Movement of the mobile device along the path may be paused at a pausing point in accordance with detection of an obstacle, identification of an ambiguity, detection of a parking operation, and/or otherwise in accordance with an identification of a preference trigger. In one example, one or more options or available operable paths for moving the mobile device (e.g., around an obstacle towards a destination) may be presented using the preference representation as the mobile device is approaching a point associated with a preference trigger (e.g., an obstacle location) and prior to the pausing point. Similarly, movement along the path of the mobile device may be paused in response to an absence of the path input. After obtaining the path input, motion of the mobile device may be resumed. If no path input is received and a suggested operable path is identified, motion of the mobile device may be resumed following an elapse of a predetermined period of time. In some examples, the presentation of the available operable paths and receipt of path input occurs prior to the pausing point, such that the movement of the mobile device is not paused and movement of the mobile device continues according to motion plan.

Turning to FIG. 10, an electronic device 1000 including operational units 1002-1010 arranged to perform various operations of the presently disclosed technology is shown. The operational units 1002-1010 of the device 1000 are implemented by hardware or a combination of hardware and software to carry out the principles of the present disclosure. It will be understood by persons of skill in the art that the operational units 1002-1010 described in FIG. 10 may be combined or separated into sub-blocks to implement the principles of the present disclosure. Therefore, the description herein supports any possible combination or separation or further definition of the operational units 1002-1010.

In one implementation, the electronic device 1000 includes an output unit 1002 configured to output information (e.g., for presentation) using one or more output devices or systems, a processing unit 1004, and an input unit 1006 configured to receive data from one or more input devices or systems. Various operations described herein may be implemented by the processing unit 1004 using data received by the input unit 1006 to output information for presentation following output using the output unit 1002.

Additionally, in one implementation, the electronic device 1000 includes units implementing the operations described with respect to FIG. 9. For example, the operation 904 may be implemented using a representation generating unit 1008, and the operation 908 may be implemented using the motion plan generating unit 1010. Other operations described herein may be implemented using the units 1008-1010 and/or other operational units of the electronic device 1000.

Referring to FIG. 11, a detailed description of an example computing system 1100 having one or more computing units that may implement various systems and methods discussed herein is provided. The computing system 1100 may be applicable to the electronic device 102, the mobile device 104, the presentation system 106, the input system 108, the motion controller 110, the mobile device controller 112, the device systems 114, the electronic device 1000, and/or the like. It will be appreciated that specific implementations of these devices may be of differing possible specific computing architectures not all of which are specifically discussed herein but will be understood by those of ordinary skill in the art.

The computer system 1100 may be a computing system is capable of executing a computer program product to execute a computer process. Data and program files may be input to the computer system 1100, which reads the files and executes the programs therein. Some of the elements of the computer system 1100 are shown in FIG. 11, including one or more hardware processors 1102, one or more data storage devices 1104, one or more memory devices 1106, and/or one or more ports 1108-1112. Additionally, other elements that will be recognized by those skilled in the art may be included in the computing system 1100 but are not explicitly depicted in FIG. 11 or discussed further herein. Various elements of the computer system 1100 may communicate with one another by way of one or more communication buses, point-to-point communication paths, or other communication means not explicitly depicted in FIG. 11.

Dataset:
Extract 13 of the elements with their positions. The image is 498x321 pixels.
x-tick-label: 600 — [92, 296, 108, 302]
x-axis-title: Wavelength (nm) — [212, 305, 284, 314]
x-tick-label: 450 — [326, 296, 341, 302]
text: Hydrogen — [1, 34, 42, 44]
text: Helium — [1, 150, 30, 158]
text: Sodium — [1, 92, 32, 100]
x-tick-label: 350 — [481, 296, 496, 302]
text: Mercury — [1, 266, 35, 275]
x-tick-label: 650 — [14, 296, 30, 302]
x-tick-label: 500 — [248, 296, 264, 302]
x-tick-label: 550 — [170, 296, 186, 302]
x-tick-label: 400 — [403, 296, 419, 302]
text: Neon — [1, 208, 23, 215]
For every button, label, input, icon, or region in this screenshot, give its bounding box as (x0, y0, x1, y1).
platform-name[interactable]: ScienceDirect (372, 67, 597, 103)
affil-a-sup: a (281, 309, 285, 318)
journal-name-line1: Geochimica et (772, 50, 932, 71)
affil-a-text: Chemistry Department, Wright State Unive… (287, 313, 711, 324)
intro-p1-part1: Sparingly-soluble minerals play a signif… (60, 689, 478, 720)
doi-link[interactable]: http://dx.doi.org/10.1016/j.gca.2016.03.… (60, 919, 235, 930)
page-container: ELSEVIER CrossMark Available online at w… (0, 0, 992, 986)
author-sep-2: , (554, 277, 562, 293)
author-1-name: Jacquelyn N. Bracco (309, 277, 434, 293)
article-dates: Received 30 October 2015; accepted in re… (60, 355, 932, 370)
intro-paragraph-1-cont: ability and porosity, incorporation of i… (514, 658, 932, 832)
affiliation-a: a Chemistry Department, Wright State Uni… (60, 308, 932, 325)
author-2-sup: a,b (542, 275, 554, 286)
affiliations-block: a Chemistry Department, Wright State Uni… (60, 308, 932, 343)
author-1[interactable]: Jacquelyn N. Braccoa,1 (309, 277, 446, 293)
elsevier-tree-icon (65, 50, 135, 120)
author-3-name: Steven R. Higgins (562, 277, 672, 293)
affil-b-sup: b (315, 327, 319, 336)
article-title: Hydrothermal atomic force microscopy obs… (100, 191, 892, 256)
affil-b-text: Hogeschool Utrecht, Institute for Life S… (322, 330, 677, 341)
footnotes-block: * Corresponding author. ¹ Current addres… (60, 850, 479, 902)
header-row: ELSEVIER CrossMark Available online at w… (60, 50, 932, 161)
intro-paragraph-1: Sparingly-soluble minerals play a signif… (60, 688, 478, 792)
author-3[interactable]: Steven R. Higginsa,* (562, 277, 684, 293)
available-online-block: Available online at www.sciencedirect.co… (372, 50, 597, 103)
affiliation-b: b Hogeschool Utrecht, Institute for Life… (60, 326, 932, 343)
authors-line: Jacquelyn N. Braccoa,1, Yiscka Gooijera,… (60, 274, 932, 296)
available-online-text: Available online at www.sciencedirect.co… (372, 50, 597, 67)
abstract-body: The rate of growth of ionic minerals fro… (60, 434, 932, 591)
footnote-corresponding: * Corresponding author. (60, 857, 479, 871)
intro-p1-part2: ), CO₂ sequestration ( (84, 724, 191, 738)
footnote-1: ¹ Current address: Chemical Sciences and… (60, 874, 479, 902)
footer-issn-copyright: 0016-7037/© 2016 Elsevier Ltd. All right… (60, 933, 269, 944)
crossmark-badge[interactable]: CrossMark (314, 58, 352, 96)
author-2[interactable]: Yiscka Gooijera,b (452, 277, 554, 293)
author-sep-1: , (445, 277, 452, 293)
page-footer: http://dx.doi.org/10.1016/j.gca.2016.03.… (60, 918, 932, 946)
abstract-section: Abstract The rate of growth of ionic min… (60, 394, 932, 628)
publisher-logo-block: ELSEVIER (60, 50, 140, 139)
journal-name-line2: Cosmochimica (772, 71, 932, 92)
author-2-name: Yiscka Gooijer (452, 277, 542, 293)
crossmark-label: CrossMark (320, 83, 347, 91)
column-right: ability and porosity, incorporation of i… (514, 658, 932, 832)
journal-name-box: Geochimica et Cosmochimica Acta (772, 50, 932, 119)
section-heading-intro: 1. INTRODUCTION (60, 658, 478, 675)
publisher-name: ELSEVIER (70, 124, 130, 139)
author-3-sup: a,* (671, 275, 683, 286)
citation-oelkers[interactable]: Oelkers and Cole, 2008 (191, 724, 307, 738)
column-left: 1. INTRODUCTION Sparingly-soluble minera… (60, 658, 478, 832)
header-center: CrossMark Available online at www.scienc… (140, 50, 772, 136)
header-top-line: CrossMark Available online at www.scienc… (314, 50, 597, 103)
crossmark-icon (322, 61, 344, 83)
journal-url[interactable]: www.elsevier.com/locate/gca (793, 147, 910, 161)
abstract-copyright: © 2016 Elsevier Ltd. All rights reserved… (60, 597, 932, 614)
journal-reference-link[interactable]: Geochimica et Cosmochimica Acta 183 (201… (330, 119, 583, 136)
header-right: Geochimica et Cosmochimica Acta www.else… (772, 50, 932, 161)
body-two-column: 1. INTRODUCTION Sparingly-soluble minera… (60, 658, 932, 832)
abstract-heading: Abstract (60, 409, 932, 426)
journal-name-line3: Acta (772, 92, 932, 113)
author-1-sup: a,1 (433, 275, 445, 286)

What is asked:
In the passage above on mobile device movement and computing units, which unit may implement operation 908?

Correct output:
The motion plan generating unit 1010.